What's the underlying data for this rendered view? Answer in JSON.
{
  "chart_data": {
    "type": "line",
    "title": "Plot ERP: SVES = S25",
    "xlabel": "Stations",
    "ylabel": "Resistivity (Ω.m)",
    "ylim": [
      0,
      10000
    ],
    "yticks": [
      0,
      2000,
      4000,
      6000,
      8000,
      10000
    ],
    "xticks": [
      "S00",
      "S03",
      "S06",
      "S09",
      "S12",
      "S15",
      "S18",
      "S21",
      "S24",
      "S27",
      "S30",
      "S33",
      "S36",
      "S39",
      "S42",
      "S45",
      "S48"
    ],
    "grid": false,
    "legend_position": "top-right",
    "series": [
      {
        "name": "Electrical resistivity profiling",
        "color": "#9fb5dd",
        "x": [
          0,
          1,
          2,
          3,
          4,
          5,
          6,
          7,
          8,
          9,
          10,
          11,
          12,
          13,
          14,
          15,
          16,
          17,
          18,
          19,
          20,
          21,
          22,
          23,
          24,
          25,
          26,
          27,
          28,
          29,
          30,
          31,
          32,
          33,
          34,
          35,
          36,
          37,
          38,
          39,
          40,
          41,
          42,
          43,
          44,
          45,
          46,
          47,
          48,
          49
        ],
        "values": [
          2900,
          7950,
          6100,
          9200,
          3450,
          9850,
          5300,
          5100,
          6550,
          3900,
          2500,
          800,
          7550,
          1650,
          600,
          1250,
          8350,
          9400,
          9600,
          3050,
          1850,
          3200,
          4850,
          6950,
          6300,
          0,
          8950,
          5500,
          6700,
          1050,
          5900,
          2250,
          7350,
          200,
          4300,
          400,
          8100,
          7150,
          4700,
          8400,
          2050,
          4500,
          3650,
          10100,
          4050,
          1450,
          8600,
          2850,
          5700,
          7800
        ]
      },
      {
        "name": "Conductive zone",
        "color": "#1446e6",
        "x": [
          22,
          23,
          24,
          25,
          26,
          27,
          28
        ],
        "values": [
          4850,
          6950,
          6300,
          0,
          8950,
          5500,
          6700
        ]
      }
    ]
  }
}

- - -

**What is needed**
Return every record, word for word.

**The output**
What's the underlying data for this rendered view? Answer in JSON.
{
  "chart_data": {
    "type": "line",
    "title": "Plot ERP: SVES = S25",
    "xlabel": "Stations",
    "ylabel": "Resistivity (Ω.m)",
    "ylim": [
      0,
      10000
    ],
    "yticks": [
      0,
      2000,
      4000,
      6000,
      8000,
      10000
    ],
    "xticks": [
      "S00",
      "S03",
      "S06",
      "S09",
      "S12",
      "S15",
      "S18",
      "S21",
      "S24",
      "S27",
      "S30",
      "S33",
      "S36",
      "S39",
      "S42",
      "S45",
      "S48"
    ],
    "grid": false,
    "legend_position": "top-right",
    "series": [
      {
        "name": "Electrical resistivity profiling",
        "color": "#9fb5dd",
        "x": [
          0,
          1,
          2,
          3,
          4,
          5,
          6,
          7,
          8,
          9,
          10,
          11,
          12,
          13,
          14,
          15,
          16,
          17,
          18,
          19,
          20,
          21,
          22,
          23,
          24,
          25,
          26,
          27,
          28,
          29,
          30,
          31,
          32,
          33,
          34,
          35,
          36,
          37,
          38,
          39,
          40,
          41,
          42,
          43,
          44,
          45,
          46,
          47,
          48,
          49
        ],
        "values": [
          2900,
          7950,
          6100,
          9200,
          3450,
          9850,
          5300,
          5100,
          6550,
          3900,
          2500,
          800,
          7550,
          1650,
          600,
          1250,
          8350,
          9400,
          9600,
          3050,
          1850,
          3200,
          4850,
          6950,
          6300,
          0,
          8950,
          5500,
          6700,
          1050,
          5900,
          2250,
          7350,
          200,
          4300,
          400,
          8100,
          7150,
          4700,
          8400,
          2050,
          4500,
          3650,
          10100,
          4050,
          1450,
          8600,
          2850,
          5700,
          7800
        ]
      },
      {
        "name": "Conductive zone",
        "color": "#1446e6",
        "x": [
          22,
          23,
          24,
          25,
          26,
          27,
          28
        ],
        "values": [
          4850,
          6950,
          6300,
          0,
          8950,
          5500,
          6700
        ]
      }
    ]
  }
}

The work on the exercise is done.